> **Problem statement**: Lift out each line of the data that holds "screenshot".

> **Extracted data**:
★ ★ ★ ★ ★
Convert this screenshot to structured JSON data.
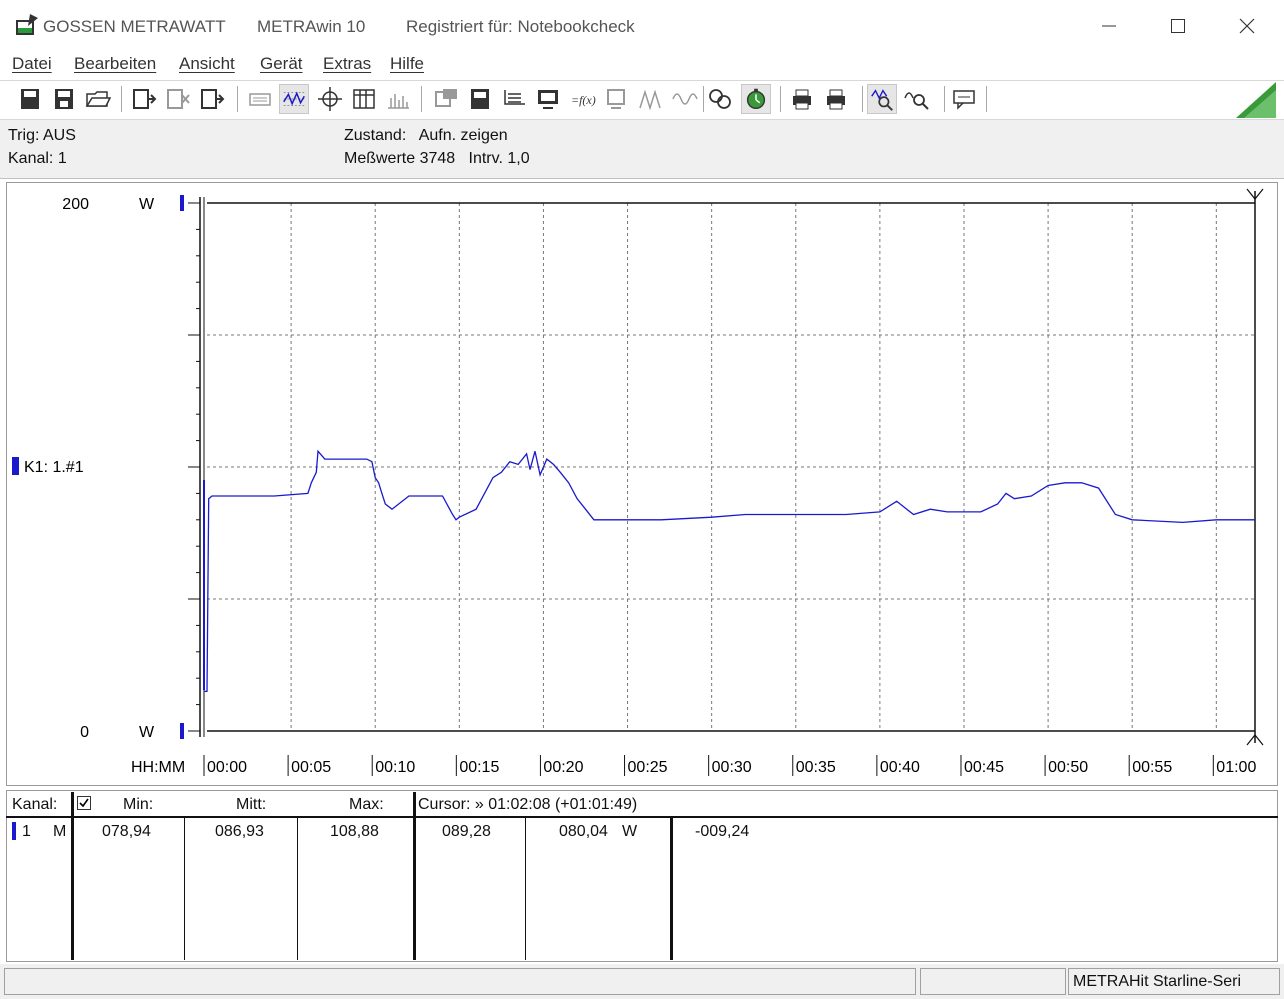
{
  "window": {
    "company": "GOSSEN METRAWATT",
    "app_name": "METRAwin 10",
    "registered": "Registriert für: Notebookcheck"
  },
  "menu": [
    "Datei",
    "Bearbeiten",
    "Ansicht",
    "Gerät",
    "Extras",
    "Hilfe"
  ],
  "toolbar_icons": [
    "save-icon",
    "save-as-icon",
    "open-folder-icon",
    "device-import-icon",
    "device-settings-icon",
    "device-export-icon",
    "keyboard-icon",
    "waveform-grid-icon",
    "crosshair-icon",
    "table-view-icon",
    "histogram-icon",
    "channel-config-icon",
    "multimeter-icon",
    "signal-list-icon",
    "monitor-icon",
    "formula-icon",
    "display-icon",
    "peak-icon",
    "sine-icon",
    "compare-icon",
    "stopwatch-icon",
    "print-preview-icon",
    "print-icon",
    "zoom-wave-icon",
    "zoom-out-icon",
    "comment-icon"
  ],
  "status": {
    "trig_label": "Trig:",
    "trig_value": "AUS",
    "kanal_label": "Kanal:",
    "kanal_value": "1",
    "zustand_label": "Zustand:",
    "zustand_value": "Aufn. zeigen",
    "messwerte_label": "Meßwerte",
    "messwerte_value": "3748",
    "intrv_label": "Intrv.",
    "intrv_value": "1,0"
  },
  "chart_data": {
    "type": "line",
    "y_top_label": "200",
    "y_top_unit": "W",
    "y_bottom_label": "0",
    "y_bottom_unit": "W",
    "channel_label": "K1: 1.#1",
    "x_axis_label": "HH:MM",
    "ylim": [
      0,
      200
    ],
    "xlim": [
      0,
      62.3
    ],
    "x_tick_labels": [
      "00:00",
      "00:05",
      "00:10",
      "00:15",
      "00:20",
      "00:25",
      "00:30",
      "00:35",
      "00:40",
      "00:45",
      "00:50",
      "00:55",
      "01:00"
    ],
    "x_ticks_minutes": [
      0,
      5,
      10,
      15,
      20,
      25,
      30,
      35,
      40,
      45,
      50,
      55,
      60
    ],
    "grid": true,
    "series": [
      {
        "color": "#1a1acc",
        "x": [
          -0.2,
          0.0,
          0.1,
          0.3,
          2,
          4,
          6,
          6.2,
          6.5,
          6.6,
          7,
          8,
          9,
          9.5,
          9.8,
          10,
          10.2,
          10.4,
          10.6,
          11,
          12,
          13,
          14,
          14.6,
          14.8,
          15,
          16,
          17,
          17.5,
          18,
          18.5,
          19,
          19.2,
          19.5,
          19.8,
          20.2,
          20.6,
          21,
          21.5,
          22,
          22.5,
          23,
          24,
          25,
          27,
          30,
          32,
          35,
          38,
          40,
          41,
          42,
          43,
          44,
          45,
          46,
          47,
          47.5,
          48,
          49,
          50,
          51,
          52,
          53,
          54,
          55,
          58,
          60,
          62.3
        ],
        "y": [
          15,
          15,
          88,
          89,
          89,
          89,
          90,
          94,
          98,
          106,
          103,
          103,
          103,
          103,
          102,
          96,
          94,
          90,
          86,
          84,
          89,
          89,
          89,
          82,
          80,
          81,
          84,
          96,
          98,
          102,
          101,
          105,
          99,
          106,
          97,
          103,
          101,
          98,
          94,
          88,
          84,
          80,
          80,
          80,
          80,
          81,
          82,
          82,
          82,
          83,
          87,
          82,
          84,
          83,
          83,
          83,
          86,
          90,
          88,
          89,
          93,
          94,
          94,
          92,
          82,
          80,
          79,
          80,
          80
        ]
      }
    ]
  },
  "table": {
    "kanal_header": "Kanal:",
    "min_header": "Min:",
    "mitt_header": "Mitt:",
    "max_header": "Max:",
    "cursor_header": "Cursor: » 01:02:08 (+01:01:49)",
    "row": {
      "channel": "1",
      "mode": "M",
      "min": "078,94",
      "mitt": "086,93",
      "max": "108,88",
      "cursor1": "089,28",
      "cursor2": "080,04",
      "unit": "W",
      "delta": "-009,24"
    }
  },
  "statusbar": {
    "device": "METRAHit Starline-Seri"
  }
}
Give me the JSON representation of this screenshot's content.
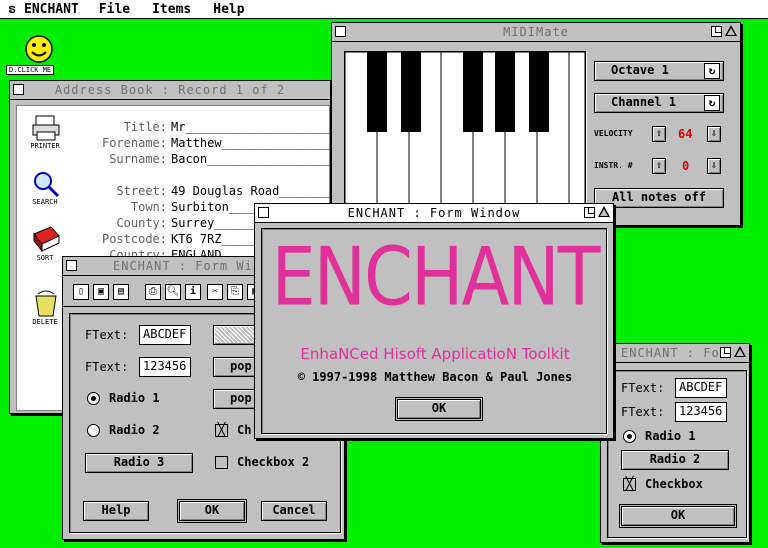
{
  "menubar": {
    "app": "ENCHANT",
    "items": [
      "File",
      "Items",
      "Help"
    ]
  },
  "desktop": {
    "icon_label": "D.CLICK ME"
  },
  "address_book": {
    "title": "Address Book : Record 1 of 2",
    "side_icons": [
      "PRINTER",
      "SEARCH",
      "SORT",
      "DELETE"
    ],
    "fields": [
      {
        "label": "Title:",
        "value": "Mr_______________________"
      },
      {
        "label": "Forename:",
        "value": "Matthew___________________"
      },
      {
        "label": "Surname:",
        "value": "Bacon_____________________"
      },
      {
        "label": "Street:",
        "value": "49 Douglas Road___________"
      },
      {
        "label": "Town:",
        "value": "Surbiton__________________"
      },
      {
        "label": "County:",
        "value": "Surrey____________________"
      },
      {
        "label": "Postcode:",
        "value": "KT6 7RZ___________________"
      },
      {
        "label": "Country:",
        "value": "ENGLAND"
      }
    ]
  },
  "midimate": {
    "title": "MIDIMate",
    "octave_label": "Octave 1",
    "channel_label": "Channel 1",
    "velocity_label": "VELOCITY",
    "velocity_value": "64",
    "instr_label": "INSTR. #",
    "instr_value": "0",
    "all_notes_off": "All notes off",
    "value_color": "#dd0000"
  },
  "form_left": {
    "title": "ENCHANT : Form Window",
    "ftext1_label": "FText:",
    "ftext1_value": "ABCDEF",
    "ftext2_label": "FText:",
    "ftext2_value": "123456",
    "popup1": "pop",
    "popup2": "pop",
    "radio1": "Radio 1",
    "radio2": "Radio 2",
    "radio3": "Radio 3",
    "check1": "Ch",
    "check2": "Checkbox 2",
    "help": "Help",
    "ok": "OK",
    "cancel": "Cancel"
  },
  "form_center": {
    "title": "ENCHANT : Form Window",
    "logo_text": "ENCHANT",
    "tagline": "EnhaNCed Hisoft ApplicatioN Toolkit",
    "copyright": "© 1997-1998 Matthew Bacon & Paul Jones",
    "ok": "OK",
    "accent": "#e0309a"
  },
  "form_right": {
    "title": "ENCHANT : Fo",
    "ftext1_label": "FText:",
    "ftext1_value": "ABCDEF",
    "ftext2_label": "FText:",
    "ftext2_value": "123456",
    "radio1": "Radio 1",
    "radio2": "Radio 2",
    "check": "Checkbox",
    "ok": "OK"
  }
}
★ ★ ★ ★ ★
> **Solved problem**:
Convert this screenshot to structured JSON data.
Give me the JSON representation of this screenshot's content.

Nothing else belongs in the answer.